-- Begin --

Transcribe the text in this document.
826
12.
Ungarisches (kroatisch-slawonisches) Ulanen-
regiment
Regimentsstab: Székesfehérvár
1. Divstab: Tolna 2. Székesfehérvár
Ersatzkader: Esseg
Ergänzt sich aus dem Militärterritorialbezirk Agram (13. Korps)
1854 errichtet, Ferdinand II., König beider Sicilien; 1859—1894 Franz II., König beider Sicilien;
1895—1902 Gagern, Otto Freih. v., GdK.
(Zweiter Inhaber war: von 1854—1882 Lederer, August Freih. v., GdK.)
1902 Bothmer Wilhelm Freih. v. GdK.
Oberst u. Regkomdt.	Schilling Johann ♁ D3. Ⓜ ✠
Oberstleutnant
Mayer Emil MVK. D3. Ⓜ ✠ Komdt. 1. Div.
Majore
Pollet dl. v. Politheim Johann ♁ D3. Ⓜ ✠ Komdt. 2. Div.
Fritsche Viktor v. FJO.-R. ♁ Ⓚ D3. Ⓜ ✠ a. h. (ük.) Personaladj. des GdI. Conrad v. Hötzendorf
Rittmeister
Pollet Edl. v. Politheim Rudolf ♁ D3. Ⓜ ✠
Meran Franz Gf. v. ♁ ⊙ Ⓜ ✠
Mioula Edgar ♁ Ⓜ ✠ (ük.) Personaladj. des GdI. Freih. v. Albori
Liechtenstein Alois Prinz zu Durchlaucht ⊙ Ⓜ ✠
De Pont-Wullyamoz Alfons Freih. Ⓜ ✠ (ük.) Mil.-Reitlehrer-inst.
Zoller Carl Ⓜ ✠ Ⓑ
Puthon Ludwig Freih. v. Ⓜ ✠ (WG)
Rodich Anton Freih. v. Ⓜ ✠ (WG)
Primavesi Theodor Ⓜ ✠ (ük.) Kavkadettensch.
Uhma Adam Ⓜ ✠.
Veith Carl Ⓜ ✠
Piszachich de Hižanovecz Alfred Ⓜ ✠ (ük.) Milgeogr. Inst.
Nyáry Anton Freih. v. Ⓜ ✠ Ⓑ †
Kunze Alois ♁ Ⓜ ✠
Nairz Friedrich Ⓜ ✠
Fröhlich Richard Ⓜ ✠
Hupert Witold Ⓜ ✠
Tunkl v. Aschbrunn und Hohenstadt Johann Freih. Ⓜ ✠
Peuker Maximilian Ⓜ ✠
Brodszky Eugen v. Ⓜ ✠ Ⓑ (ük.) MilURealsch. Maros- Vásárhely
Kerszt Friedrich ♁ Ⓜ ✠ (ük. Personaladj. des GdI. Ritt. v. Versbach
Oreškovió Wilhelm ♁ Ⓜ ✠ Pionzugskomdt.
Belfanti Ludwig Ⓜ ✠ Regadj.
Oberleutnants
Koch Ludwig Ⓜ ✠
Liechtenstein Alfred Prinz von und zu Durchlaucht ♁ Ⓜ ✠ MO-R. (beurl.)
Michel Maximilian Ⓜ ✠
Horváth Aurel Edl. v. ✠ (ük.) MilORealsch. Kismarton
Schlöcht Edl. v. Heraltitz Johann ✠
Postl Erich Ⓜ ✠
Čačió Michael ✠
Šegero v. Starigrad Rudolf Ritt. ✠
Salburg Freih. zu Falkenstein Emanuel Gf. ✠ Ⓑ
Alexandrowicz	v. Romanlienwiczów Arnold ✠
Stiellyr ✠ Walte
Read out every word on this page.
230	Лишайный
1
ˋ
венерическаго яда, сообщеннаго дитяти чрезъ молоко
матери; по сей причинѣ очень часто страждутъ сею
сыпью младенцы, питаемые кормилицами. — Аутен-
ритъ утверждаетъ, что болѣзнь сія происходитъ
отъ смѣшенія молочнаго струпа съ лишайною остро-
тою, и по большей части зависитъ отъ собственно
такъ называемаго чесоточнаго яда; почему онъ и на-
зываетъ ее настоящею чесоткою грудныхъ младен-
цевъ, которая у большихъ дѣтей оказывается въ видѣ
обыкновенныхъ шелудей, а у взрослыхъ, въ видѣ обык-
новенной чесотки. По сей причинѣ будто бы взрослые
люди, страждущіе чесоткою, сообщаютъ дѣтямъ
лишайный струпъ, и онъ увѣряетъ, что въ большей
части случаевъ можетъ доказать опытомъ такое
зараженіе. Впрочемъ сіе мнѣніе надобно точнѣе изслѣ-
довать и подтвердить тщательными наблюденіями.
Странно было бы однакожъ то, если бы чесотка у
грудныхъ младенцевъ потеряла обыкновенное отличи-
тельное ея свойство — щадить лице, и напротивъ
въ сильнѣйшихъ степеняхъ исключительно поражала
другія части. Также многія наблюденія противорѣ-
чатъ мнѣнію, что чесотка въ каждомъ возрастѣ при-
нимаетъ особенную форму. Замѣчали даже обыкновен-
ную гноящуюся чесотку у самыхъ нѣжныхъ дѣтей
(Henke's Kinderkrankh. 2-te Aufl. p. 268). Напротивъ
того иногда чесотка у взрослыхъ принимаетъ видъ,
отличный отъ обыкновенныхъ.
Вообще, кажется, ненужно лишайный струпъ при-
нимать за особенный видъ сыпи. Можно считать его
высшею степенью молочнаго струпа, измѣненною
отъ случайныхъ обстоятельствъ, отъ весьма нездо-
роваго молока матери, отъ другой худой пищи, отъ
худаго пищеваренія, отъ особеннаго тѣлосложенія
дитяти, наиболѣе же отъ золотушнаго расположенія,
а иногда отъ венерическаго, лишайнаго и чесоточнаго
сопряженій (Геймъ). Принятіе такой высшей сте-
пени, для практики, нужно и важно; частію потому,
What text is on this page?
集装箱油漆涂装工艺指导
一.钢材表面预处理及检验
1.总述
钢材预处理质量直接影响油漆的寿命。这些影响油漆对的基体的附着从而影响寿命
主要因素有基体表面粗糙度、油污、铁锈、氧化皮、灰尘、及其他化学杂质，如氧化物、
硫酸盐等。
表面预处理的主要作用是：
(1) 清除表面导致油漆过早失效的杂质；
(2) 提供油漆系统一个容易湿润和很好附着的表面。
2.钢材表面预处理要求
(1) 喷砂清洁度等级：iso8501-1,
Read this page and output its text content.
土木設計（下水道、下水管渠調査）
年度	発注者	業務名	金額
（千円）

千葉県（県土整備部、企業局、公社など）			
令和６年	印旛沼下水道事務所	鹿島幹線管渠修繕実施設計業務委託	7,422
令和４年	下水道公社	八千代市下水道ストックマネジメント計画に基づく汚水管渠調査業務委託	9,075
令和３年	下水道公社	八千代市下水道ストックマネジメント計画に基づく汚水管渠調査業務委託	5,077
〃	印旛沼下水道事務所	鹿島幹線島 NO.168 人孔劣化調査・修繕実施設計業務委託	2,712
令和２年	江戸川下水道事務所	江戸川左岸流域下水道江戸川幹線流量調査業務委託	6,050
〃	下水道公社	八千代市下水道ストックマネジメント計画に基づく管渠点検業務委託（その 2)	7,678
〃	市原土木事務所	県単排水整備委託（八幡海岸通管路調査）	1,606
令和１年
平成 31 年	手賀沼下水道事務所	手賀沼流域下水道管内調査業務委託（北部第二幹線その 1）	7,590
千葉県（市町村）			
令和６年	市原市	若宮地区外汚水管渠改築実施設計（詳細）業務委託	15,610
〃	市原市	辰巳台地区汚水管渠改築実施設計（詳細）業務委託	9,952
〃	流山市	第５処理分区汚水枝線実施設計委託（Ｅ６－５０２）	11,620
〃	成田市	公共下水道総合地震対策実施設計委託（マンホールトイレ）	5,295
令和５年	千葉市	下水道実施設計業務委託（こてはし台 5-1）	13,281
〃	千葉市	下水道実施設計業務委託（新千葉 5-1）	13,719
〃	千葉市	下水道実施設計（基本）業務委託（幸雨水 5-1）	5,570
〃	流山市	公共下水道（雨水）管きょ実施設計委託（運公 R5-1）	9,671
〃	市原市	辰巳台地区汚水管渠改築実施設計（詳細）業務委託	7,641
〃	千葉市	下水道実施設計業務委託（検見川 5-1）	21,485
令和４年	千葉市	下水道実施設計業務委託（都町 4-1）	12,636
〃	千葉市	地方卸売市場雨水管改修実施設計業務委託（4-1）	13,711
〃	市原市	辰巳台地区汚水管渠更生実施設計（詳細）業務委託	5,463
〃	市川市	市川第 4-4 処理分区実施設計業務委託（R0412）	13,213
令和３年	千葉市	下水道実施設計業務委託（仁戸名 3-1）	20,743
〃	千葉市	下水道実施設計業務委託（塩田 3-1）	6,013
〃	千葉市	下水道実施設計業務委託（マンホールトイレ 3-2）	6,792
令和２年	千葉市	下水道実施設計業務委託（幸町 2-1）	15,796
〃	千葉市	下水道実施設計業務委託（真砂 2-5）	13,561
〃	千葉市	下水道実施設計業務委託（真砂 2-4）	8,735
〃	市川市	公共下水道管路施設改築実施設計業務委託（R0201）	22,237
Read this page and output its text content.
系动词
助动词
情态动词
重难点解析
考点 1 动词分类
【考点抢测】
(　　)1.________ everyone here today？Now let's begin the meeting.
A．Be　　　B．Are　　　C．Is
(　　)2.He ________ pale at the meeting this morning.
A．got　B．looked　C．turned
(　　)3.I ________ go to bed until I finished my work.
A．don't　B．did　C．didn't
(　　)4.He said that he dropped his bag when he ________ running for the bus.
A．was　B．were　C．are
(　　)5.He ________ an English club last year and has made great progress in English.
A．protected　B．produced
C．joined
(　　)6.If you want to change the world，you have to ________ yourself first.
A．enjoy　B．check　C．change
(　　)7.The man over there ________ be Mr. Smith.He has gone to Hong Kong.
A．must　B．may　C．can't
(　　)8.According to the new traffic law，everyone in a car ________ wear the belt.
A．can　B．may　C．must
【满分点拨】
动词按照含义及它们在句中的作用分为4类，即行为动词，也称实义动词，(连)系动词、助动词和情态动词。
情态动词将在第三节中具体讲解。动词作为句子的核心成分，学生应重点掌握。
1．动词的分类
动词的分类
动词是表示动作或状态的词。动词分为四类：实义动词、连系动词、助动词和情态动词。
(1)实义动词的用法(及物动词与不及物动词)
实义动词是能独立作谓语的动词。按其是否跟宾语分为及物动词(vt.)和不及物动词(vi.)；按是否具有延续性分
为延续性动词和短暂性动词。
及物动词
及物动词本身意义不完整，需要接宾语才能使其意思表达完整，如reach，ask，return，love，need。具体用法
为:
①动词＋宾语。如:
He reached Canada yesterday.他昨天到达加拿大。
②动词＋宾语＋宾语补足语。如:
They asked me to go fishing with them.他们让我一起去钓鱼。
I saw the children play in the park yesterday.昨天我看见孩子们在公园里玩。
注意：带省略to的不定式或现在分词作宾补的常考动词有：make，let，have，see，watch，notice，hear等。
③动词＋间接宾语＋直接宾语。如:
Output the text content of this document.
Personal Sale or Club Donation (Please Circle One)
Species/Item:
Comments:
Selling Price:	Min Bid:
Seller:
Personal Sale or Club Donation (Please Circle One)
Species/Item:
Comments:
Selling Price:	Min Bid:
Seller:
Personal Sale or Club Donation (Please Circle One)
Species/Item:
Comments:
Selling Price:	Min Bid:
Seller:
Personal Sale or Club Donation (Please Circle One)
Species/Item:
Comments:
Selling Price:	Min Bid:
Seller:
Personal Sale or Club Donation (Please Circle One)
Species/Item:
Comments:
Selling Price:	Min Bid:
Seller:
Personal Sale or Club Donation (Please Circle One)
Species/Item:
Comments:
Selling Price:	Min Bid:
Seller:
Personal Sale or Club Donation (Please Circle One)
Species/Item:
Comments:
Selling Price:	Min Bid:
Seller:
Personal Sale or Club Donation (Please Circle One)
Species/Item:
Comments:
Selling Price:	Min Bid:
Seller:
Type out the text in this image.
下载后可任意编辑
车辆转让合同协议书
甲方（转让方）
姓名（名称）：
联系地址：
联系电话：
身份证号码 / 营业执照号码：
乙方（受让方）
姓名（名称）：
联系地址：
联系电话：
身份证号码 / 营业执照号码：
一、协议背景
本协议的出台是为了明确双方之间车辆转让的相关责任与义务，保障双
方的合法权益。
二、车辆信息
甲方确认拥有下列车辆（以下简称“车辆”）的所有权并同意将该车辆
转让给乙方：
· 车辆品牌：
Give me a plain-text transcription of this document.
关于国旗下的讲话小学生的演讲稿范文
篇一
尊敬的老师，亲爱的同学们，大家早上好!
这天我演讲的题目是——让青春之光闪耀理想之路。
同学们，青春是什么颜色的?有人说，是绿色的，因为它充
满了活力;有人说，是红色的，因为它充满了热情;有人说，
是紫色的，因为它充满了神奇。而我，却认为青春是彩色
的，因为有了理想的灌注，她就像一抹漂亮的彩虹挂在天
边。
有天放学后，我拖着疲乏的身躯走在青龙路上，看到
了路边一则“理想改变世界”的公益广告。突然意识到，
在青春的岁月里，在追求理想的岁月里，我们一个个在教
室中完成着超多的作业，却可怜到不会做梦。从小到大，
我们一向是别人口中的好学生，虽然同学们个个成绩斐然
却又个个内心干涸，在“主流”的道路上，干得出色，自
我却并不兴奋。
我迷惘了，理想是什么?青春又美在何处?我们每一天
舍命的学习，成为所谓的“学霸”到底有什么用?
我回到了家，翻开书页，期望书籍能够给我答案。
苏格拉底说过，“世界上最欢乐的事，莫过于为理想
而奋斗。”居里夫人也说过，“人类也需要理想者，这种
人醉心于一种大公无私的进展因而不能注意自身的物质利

-- End --

Task directions:
Output only the lines running from the line with "Type out the text in this image." through the final line of the data, inclusive.

Answer for this exercise:
Type out the text in this image.
下载后可任意编辑
车辆转让合同协议书
甲方（转让方）
姓名（名称）：
联系地址：
联系电话：
身份证号码 / 营业执照号码：
乙方（受让方）
姓名（名称）：
联系地址：
联系电话：
身份证号码 / 营业执照号码：
一、协议背景
本协议的出台是为了明确双方之间车辆转让的相关责任与义务，保障双
方的合法权益。
二、车辆信息
甲方确认拥有下列车辆（以下简称“车辆”）的所有权并同意将该车辆
转让给乙方：
· 车辆品牌：
Give me a plain-text transcription of this document.
关于国旗下的讲话小学生的演讲稿范文
篇一
尊敬的老师，亲爱的同学们，大家早上好!
这天我演讲的题目是——让青春之光闪耀理想之路。
同学们，青春是什么颜色的?有人说，是绿色的，因为它充
满了活力;有人说，是红色的，因为它充满了热情;有人说，
是紫色的，因为它充满了神奇。而我，却认为青春是彩色
的，因为有了理想的灌注，她就像一抹漂亮的彩虹挂在天
边。
有天放学后，我拖着疲乏的身躯走在青龙路上，看到
了路边一则“理想改变世界”的公益广告。突然意识到，
在青春的岁月里，在追求理想的岁月里，我们一个个在教
室中完成着超多的作业，却可怜到不会做梦。从小到大，
我们一向是别人口中的好学生，虽然同学们个个成绩斐然
却又个个内心干涸，在“主流”的道路上，干得出色，自
我却并不兴奋。
我迷惘了，理想是什么?青春又美在何处?我们每一天
舍命的学习，成为所谓的“学霸”到底有什么用?
我回到了家，翻开书页，期望书籍能够给我答案。
苏格拉底说过，“世界上最欢乐的事，莫过于为理想
而奋斗。”居里夫人也说过，“人类也需要理想者，这种
人醉心于一种大公无私的进展因而不能注意自身的物质利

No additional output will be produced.